DATASET:
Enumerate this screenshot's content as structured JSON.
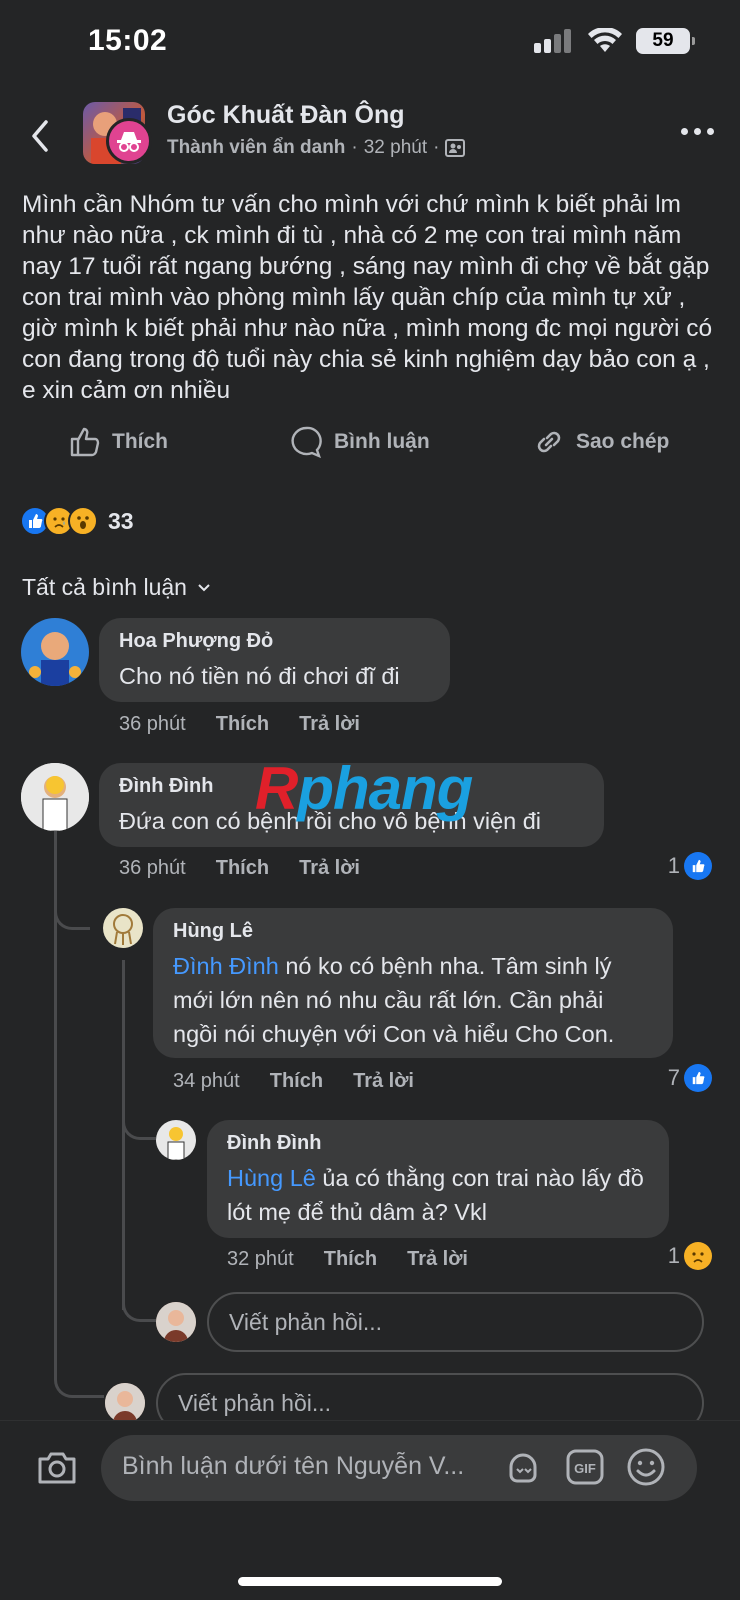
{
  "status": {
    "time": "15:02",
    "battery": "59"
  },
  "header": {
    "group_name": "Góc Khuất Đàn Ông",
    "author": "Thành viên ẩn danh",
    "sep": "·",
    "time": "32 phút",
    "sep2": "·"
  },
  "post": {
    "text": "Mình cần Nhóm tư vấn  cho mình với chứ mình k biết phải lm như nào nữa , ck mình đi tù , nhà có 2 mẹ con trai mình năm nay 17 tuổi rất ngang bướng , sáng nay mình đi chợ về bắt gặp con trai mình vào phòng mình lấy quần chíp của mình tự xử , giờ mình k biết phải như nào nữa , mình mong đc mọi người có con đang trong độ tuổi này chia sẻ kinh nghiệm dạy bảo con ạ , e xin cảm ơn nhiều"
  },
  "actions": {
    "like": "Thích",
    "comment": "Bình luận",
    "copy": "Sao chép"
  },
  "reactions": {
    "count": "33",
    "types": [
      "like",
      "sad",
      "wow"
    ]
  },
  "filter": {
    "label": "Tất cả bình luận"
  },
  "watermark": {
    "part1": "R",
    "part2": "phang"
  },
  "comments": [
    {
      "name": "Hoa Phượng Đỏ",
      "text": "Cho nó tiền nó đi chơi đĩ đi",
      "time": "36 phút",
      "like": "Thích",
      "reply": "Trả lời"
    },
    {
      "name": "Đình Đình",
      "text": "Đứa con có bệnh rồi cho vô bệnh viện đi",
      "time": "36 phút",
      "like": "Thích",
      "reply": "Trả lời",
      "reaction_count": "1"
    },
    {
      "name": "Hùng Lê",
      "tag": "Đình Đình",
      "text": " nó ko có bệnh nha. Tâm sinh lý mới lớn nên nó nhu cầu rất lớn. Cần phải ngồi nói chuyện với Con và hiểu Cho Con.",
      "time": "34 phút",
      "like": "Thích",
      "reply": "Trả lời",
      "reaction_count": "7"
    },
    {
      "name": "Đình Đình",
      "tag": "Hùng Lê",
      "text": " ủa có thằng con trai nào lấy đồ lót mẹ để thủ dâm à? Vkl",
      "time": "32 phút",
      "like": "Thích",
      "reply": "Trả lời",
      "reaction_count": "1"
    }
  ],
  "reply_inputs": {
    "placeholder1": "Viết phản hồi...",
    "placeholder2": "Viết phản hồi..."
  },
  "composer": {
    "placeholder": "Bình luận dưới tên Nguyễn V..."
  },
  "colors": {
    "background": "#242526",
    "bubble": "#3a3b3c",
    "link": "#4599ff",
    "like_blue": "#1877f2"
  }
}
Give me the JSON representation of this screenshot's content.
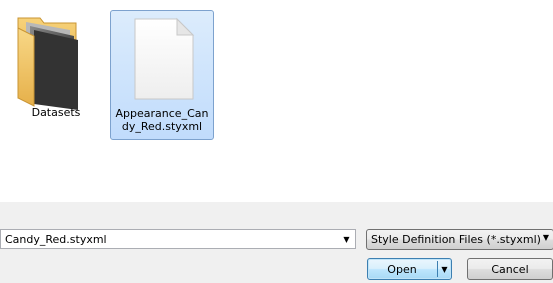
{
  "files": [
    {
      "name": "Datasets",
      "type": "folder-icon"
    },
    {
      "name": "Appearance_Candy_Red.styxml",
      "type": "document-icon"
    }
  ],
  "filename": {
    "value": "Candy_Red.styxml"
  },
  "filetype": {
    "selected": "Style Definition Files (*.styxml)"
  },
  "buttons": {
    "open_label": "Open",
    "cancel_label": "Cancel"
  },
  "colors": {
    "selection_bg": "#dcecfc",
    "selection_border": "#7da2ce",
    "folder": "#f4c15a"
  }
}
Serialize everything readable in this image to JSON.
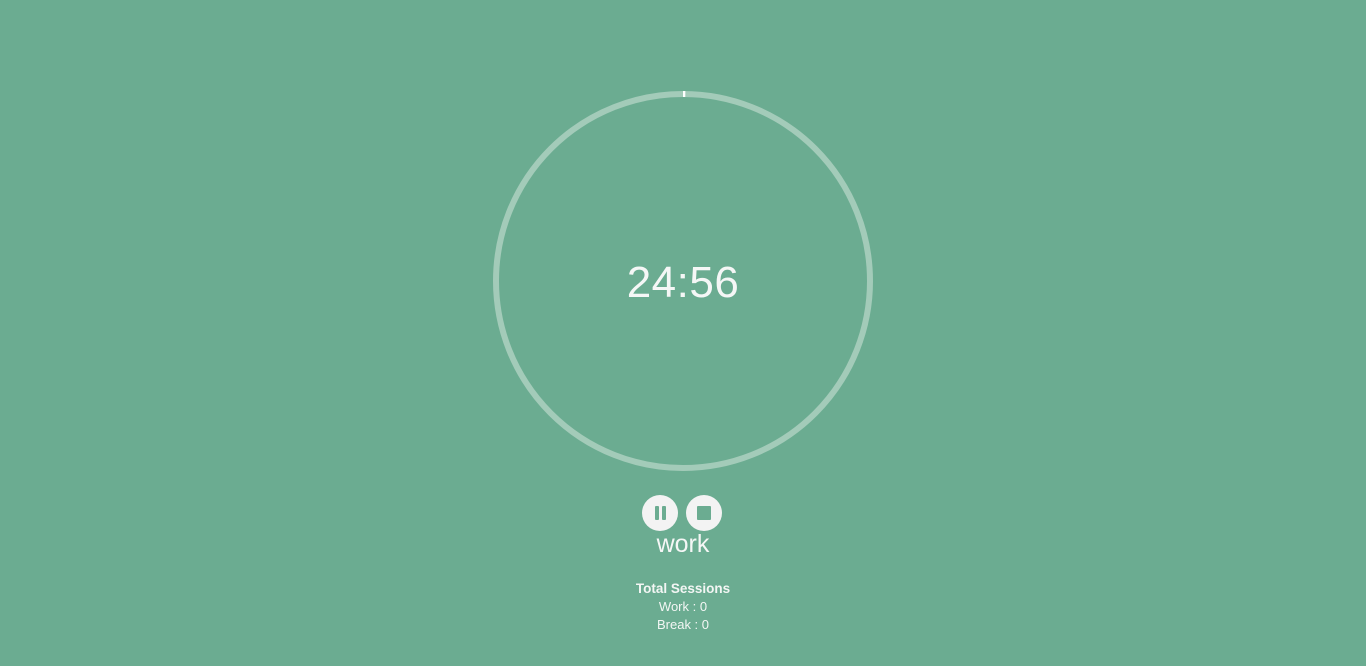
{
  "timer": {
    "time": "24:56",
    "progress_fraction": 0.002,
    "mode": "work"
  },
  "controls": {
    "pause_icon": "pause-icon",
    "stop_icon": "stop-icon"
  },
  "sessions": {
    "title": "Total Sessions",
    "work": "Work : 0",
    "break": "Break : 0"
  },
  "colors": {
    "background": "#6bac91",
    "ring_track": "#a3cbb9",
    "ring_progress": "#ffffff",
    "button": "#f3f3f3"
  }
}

WORK TO BE COMPLETED:
All of the material above should be reproduced exactly, except the pictures.

THE RESULT:
Enumerate this screenshot's content as structured JSON.
{
  "status": {
    "time": "15:02",
    "battery": "59"
  },
  "header": {
    "group_name": "Góc Khuất Đàn Ông",
    "author": "Thành viên ẩn danh",
    "sep": "·",
    "time": "32 phút",
    "sep2": "·"
  },
  "post": {
    "text": "Mình cần Nhóm tư vấn  cho mình với chứ mình k biết phải lm như nào nữa , ck mình đi tù , nhà có 2 mẹ con trai mình năm nay 17 tuổi rất ngang bướng , sáng nay mình đi chợ về bắt gặp con trai mình vào phòng mình lấy quần chíp của mình tự xử , giờ mình k biết phải như nào nữa , mình mong đc mọi người có con đang trong độ tuổi này chia sẻ kinh nghiệm dạy bảo con ạ , e xin cảm ơn nhiều"
  },
  "actions": {
    "like": "Thích",
    "comment": "Bình luận",
    "copy": "Sao chép"
  },
  "reactions": {
    "count": "33",
    "types": [
      "like",
      "sad",
      "wow"
    ]
  },
  "filter": {
    "label": "Tất cả bình luận"
  },
  "watermark": {
    "part1": "R",
    "part2": "phang"
  },
  "comments": [
    {
      "name": "Hoa Phượng Đỏ",
      "text": "Cho nó tiền nó đi chơi đĩ đi",
      "time": "36 phút",
      "like": "Thích",
      "reply": "Trả lời"
    },
    {
      "name": "Đình Đình",
      "text": "Đứa con có bệnh rồi cho vô bệnh viện đi",
      "time": "36 phút",
      "like": "Thích",
      "reply": "Trả lời",
      "reaction_count": "1"
    },
    {
      "name": "Hùng Lê",
      "tag": "Đình Đình",
      "text": " nó ko có bệnh nha. Tâm sinh lý mới lớn nên nó nhu cầu rất lớn. Cần phải ngồi nói chuyện với Con và hiểu Cho Con.",
      "time": "34 phút",
      "like": "Thích",
      "reply": "Trả lời",
      "reaction_count": "7"
    },
    {
      "name": "Đình Đình",
      "tag": "Hùng Lê",
      "text": " ủa có thằng con trai nào lấy đồ lót mẹ để thủ dâm à? Vkl",
      "time": "32 phút",
      "like": "Thích",
      "reply": "Trả lời",
      "reaction_count": "1"
    }
  ],
  "reply_inputs": {
    "placeholder1": "Viết phản hồi...",
    "placeholder2": "Viết phản hồi..."
  },
  "composer": {
    "placeholder": "Bình luận dưới tên Nguyễn V..."
  },
  "colors": {
    "background": "#242526",
    "bubble": "#3a3b3c",
    "link": "#4599ff",
    "like_blue": "#1877f2"
  }
}
Give me the JSON representation of this screenshot's content.
{
  "files": [
    {
      "name": "Datasets",
      "type": "folder-icon"
    },
    {
      "name": "Appearance_Candy_Red.styxml",
      "type": "document-icon"
    }
  ],
  "filename": {
    "value": "Candy_Red.styxml"
  },
  "filetype": {
    "selected": "Style Definition Files (*.styxml)"
  },
  "buttons": {
    "open_label": "Open",
    "cancel_label": "Cancel"
  },
  "colors": {
    "selection_bg": "#dcecfc",
    "selection_border": "#7da2ce",
    "folder": "#f4c15a"
  }
}
Serialize everything readable in this image to JSON.
{
  "timer": {
    "time": "24:56",
    "progress_fraction": 0.002,
    "mode": "work"
  },
  "controls": {
    "pause_icon": "pause-icon",
    "stop_icon": "stop-icon"
  },
  "sessions": {
    "title": "Total Sessions",
    "work": "Work : 0",
    "break": "Break : 0"
  },
  "colors": {
    "background": "#6bac91",
    "ring_track": "#a3cbb9",
    "ring_progress": "#ffffff",
    "button": "#f3f3f3"
  }
}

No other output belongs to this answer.